REQUIREMENT :: Restate the entries below word for word, omitting nothing.

INFORMATION PROVIDED ::

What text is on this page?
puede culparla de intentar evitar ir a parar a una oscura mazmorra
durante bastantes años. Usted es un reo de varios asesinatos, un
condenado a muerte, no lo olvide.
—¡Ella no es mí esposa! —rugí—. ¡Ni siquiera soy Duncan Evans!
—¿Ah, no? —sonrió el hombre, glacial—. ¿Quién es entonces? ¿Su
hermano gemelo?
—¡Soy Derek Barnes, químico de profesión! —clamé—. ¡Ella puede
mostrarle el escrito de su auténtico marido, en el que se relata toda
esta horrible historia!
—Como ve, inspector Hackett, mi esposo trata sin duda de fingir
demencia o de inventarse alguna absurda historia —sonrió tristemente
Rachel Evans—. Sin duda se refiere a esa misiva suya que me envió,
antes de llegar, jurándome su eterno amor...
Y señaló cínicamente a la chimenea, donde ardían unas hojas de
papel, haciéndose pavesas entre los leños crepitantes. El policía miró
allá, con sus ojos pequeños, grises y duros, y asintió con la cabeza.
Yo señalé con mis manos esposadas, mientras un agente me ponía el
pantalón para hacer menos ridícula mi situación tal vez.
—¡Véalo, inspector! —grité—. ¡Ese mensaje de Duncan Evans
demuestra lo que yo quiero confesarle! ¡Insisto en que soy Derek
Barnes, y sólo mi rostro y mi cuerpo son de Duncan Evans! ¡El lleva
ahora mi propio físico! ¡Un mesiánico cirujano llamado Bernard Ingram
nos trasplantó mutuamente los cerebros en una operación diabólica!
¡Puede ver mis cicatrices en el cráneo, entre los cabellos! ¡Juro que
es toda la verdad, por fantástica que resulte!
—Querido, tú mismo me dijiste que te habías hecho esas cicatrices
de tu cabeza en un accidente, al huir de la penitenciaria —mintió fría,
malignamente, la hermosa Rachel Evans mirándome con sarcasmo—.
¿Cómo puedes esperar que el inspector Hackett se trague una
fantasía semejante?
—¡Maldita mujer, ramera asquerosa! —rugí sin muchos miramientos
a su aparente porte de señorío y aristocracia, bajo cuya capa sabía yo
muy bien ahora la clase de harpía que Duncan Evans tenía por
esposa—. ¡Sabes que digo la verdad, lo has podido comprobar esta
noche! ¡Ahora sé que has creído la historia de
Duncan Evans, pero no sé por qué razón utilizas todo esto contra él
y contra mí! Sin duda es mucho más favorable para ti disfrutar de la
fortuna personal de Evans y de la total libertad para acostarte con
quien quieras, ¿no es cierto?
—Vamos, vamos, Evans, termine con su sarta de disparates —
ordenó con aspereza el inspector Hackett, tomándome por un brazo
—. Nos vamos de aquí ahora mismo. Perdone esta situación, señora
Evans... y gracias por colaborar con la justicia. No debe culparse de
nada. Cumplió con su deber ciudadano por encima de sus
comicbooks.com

IN RESPONSE ::
What text is on this page?
puede culparla de intentar evitar ir a parar a una oscura mazmorra
durante bastantes años. Usted es un reo de varios asesinatos, un
condenado a muerte, no lo olvide.
—¡Ella no es mí esposa! —rugí—. ¡Ni siquiera soy Duncan Evans!
—¿Ah, no? —sonrió el hombre, glacial—. ¿Quién es entonces? ¿Su
hermano gemelo?
—¡Soy Derek Barnes, químico de profesión! —clamé—. ¡Ella puede
mostrarle el escrito de su auténtico marido, en el que se relata toda
esta horrible historia!
—Como ve, inspector Hackett, mi esposo trata sin duda de fingir
demencia o de inventarse alguna absurda historia —sonrió tristemente
Rachel Evans—. Sin duda se refiere a esa misiva suya que me envió,
antes de llegar, jurándome su eterno amor...
Y señaló cínicamente a la chimenea, donde ardían unas hojas de
papel, haciéndose pavesas entre los leños crepitantes. El policía miró
allá, con sus ojos pequeños, grises y duros, y asintió con la cabeza.
Yo señalé con mis manos esposadas, mientras un agente me ponía el
pantalón para hacer menos ridícula mi situación tal vez.
—¡Véalo, inspector! —grité—. ¡Ese mensaje de Duncan Evans
demuestra lo que yo quiero confesarle! ¡Insisto en que soy Derek
Barnes, y sólo mi rostro y mi cuerpo son de Duncan Evans! ¡El lleva
ahora mi propio físico! ¡Un mesiánico cirujano llamado Bernard Ingram
nos trasplantó mutuamente los cerebros en una operación diabólica!
¡Puede ver mis cicatrices en el cráneo, entre los cabellos! ¡Juro que
es toda la verdad, por fantástica que resulte!
—Querido, tú mismo me dijiste que te habías hecho esas cicatrices
de tu cabeza en un accidente, al huir de la penitenciaria —mintió fría,
malignamente, la hermosa Rachel Evans mirándome con sarcasmo—.
¿Cómo puedes esperar que el inspector Hackett se trague una
fantasía semejante?
—¡Maldita mujer, ramera asquerosa! —rugí sin muchos miramientos
a su aparente porte de señorío y aristocracia, bajo cuya capa sabía yo
muy bien ahora la clase de harpía que Duncan Evans tenía por
esposa—. ¡Sabes que digo la verdad, lo has podido comprobar esta
noche! ¡Ahora sé que has creído la historia de
Duncan Evans, pero no sé por qué razón utilizas todo esto contra él
y contra mí! Sin duda es mucho más favorable para ti disfrutar de la
fortuna personal de Evans y de la total libertad para acostarte con
quien quieras, ¿no es cierto?
—Vamos, vamos, Evans, termine con su sarta de disparates —
ordenó con aspereza el inspector Hackett, tomándome por un brazo
—. Nos vamos de aquí ahora mismo. Perdone esta situación, señora
Evans... y gracias por colaborar con la justicia. No debe culparse de
nada. Cumplió con su deber ciudadano por encima de sus
comicbooks.com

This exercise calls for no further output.